— Start of Exercise inputs —
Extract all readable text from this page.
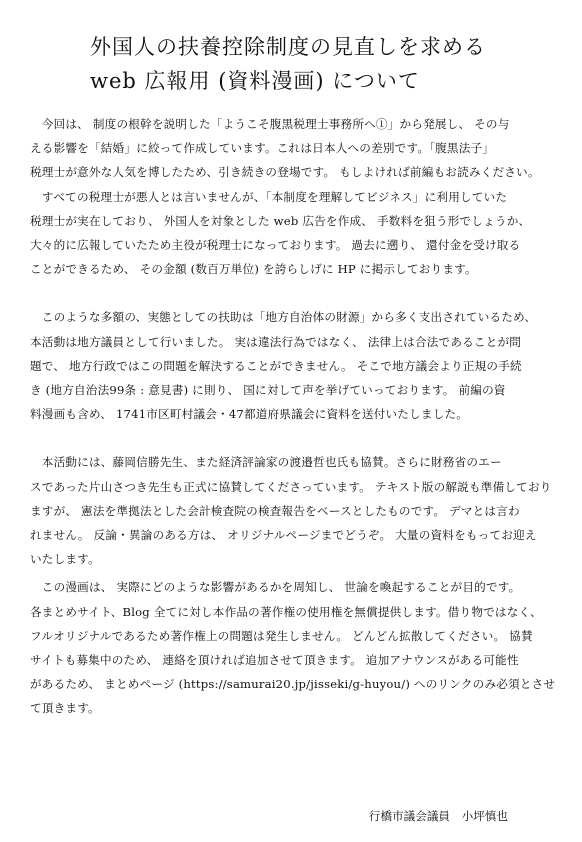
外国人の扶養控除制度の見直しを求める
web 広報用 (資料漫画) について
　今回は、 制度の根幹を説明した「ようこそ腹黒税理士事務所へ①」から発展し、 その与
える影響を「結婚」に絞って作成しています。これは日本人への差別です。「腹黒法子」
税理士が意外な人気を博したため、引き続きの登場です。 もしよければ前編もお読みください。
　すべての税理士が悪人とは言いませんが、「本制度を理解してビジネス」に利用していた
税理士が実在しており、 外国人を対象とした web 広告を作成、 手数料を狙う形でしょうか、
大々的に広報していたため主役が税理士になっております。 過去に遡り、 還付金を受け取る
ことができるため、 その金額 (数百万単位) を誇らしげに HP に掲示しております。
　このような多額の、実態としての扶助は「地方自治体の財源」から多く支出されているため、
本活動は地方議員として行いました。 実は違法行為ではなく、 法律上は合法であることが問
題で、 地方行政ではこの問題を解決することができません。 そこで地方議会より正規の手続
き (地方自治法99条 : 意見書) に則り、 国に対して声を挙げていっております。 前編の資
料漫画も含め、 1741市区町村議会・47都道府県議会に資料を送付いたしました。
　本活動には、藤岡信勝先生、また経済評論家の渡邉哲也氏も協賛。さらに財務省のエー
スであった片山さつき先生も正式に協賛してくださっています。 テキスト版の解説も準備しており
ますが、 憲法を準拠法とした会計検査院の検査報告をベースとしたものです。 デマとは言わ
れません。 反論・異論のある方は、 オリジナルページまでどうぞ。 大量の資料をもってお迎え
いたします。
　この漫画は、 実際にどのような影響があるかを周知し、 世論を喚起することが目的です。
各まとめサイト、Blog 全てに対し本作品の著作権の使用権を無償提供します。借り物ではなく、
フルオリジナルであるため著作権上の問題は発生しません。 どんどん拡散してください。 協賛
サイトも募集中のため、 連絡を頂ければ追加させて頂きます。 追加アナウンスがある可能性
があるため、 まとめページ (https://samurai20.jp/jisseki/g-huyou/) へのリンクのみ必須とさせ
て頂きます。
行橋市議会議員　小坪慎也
— End of Exercise inputs —
— Start of Exercise inputs —
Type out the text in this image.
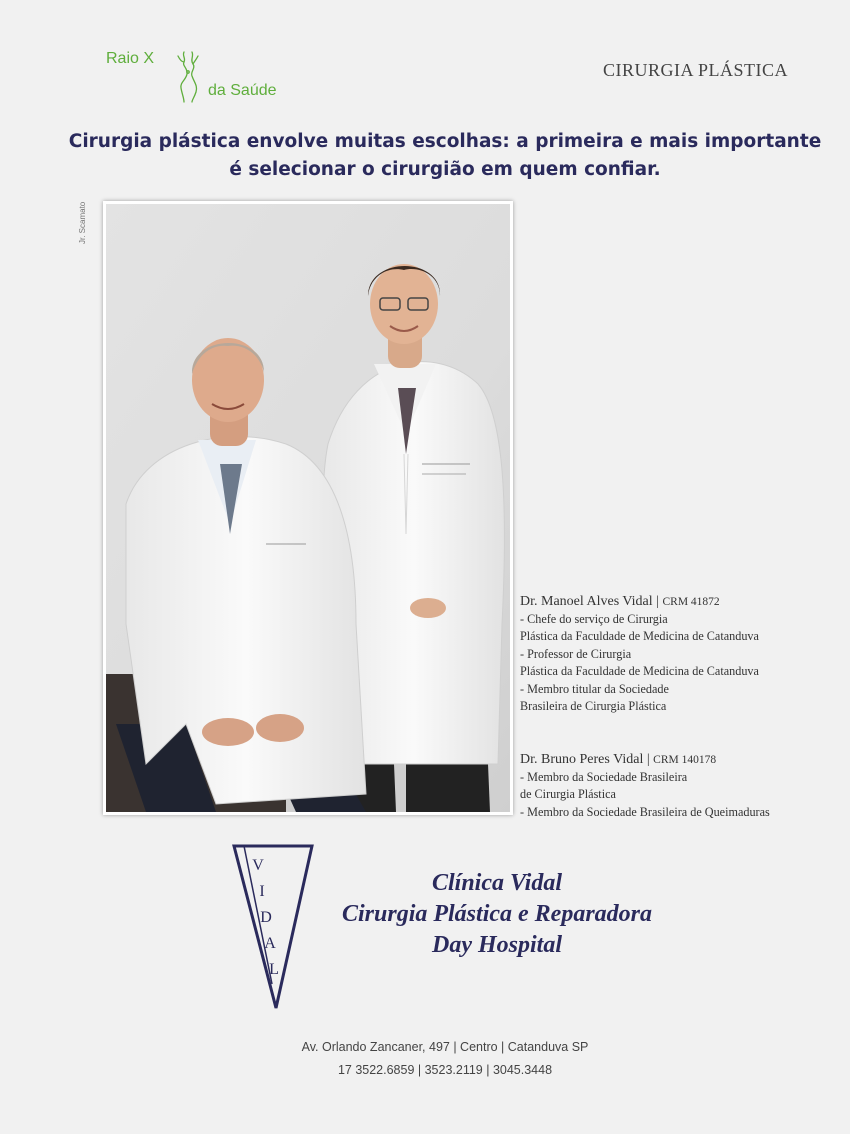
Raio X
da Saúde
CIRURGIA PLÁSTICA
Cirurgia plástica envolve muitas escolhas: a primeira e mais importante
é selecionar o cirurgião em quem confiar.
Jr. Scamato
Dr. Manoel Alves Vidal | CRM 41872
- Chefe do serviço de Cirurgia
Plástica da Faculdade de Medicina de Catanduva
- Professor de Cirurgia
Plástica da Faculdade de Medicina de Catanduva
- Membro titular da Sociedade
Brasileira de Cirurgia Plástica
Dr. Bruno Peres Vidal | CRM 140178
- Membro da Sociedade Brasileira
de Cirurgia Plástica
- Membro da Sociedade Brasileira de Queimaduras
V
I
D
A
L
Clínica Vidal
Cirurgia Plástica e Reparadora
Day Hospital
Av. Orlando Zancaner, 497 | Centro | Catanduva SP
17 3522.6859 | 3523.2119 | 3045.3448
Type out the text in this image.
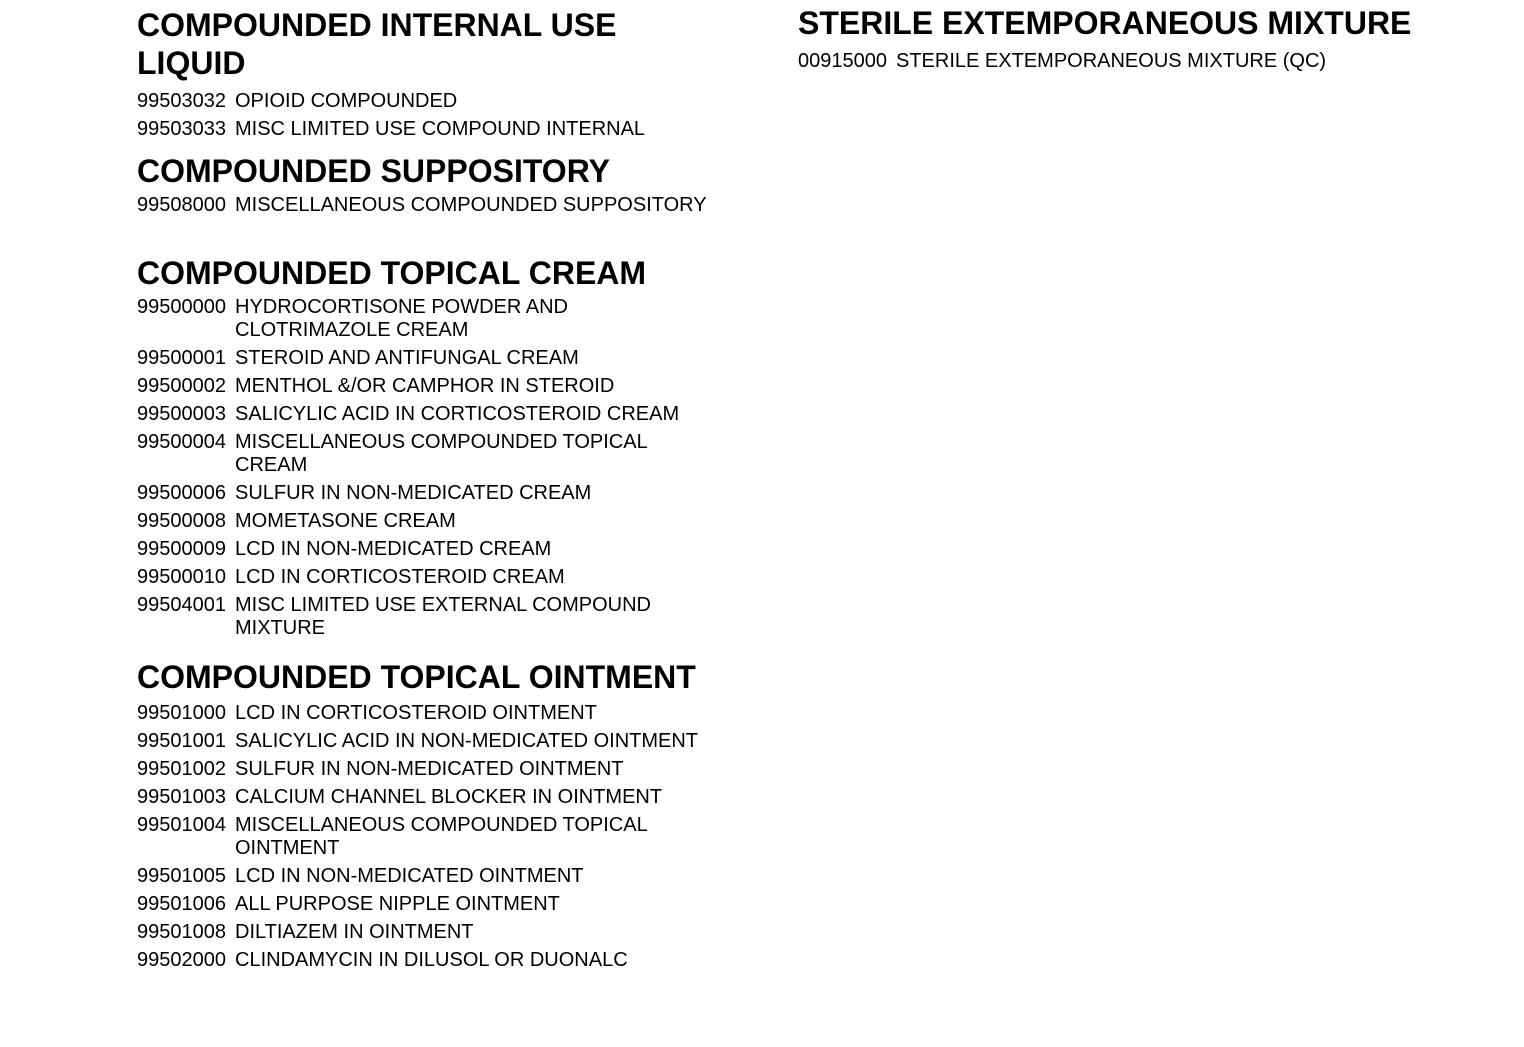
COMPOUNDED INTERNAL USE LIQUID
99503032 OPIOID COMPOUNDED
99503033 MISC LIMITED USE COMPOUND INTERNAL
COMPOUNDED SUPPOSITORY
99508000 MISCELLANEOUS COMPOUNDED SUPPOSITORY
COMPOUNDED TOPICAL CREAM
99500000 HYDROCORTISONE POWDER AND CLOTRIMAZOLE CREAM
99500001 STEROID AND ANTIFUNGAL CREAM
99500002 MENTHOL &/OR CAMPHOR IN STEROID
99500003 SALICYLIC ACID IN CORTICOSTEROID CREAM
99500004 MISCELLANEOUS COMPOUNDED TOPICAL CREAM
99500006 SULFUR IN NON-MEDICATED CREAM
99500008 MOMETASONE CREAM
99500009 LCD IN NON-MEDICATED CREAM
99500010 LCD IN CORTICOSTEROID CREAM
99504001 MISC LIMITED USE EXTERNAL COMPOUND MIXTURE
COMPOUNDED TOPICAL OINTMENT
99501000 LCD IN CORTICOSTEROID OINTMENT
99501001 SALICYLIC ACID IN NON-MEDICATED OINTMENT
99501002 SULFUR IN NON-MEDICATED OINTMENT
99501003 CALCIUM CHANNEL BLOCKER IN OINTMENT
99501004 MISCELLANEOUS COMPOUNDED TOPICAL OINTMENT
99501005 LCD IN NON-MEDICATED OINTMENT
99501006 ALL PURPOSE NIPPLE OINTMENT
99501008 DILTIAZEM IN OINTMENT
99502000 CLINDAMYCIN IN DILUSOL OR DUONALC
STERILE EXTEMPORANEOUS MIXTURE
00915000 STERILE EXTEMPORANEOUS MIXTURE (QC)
— End of Exercise inputs —
— Start of Exercise inputs —
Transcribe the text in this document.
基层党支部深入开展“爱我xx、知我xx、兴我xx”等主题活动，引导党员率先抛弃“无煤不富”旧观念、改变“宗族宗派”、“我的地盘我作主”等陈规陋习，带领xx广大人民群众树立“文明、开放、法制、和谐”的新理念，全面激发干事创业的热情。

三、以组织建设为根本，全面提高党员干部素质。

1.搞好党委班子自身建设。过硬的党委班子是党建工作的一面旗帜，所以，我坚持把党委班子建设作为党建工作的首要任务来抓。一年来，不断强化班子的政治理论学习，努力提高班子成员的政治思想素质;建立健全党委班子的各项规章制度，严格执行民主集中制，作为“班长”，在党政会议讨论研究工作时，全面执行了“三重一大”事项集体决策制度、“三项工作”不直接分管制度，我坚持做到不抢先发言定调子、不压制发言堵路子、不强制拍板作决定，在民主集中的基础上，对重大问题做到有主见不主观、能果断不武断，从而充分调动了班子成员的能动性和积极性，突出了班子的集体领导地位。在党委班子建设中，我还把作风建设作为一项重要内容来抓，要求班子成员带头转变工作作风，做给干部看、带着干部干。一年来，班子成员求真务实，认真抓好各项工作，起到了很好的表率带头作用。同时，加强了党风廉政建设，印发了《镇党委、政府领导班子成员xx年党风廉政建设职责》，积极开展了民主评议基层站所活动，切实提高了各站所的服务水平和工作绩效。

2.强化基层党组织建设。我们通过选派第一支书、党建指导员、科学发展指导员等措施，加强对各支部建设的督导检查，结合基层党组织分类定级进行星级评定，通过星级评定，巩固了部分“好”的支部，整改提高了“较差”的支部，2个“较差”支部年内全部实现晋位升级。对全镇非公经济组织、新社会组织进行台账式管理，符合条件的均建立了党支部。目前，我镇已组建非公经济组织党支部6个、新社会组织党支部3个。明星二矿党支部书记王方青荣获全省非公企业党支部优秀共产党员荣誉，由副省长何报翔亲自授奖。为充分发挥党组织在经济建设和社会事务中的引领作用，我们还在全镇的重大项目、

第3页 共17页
— End of Exercise inputs —
**Required work**. Above are several records. Count the lines among them that contain "Brasileira" and give only the total.

**Answer in full**. 3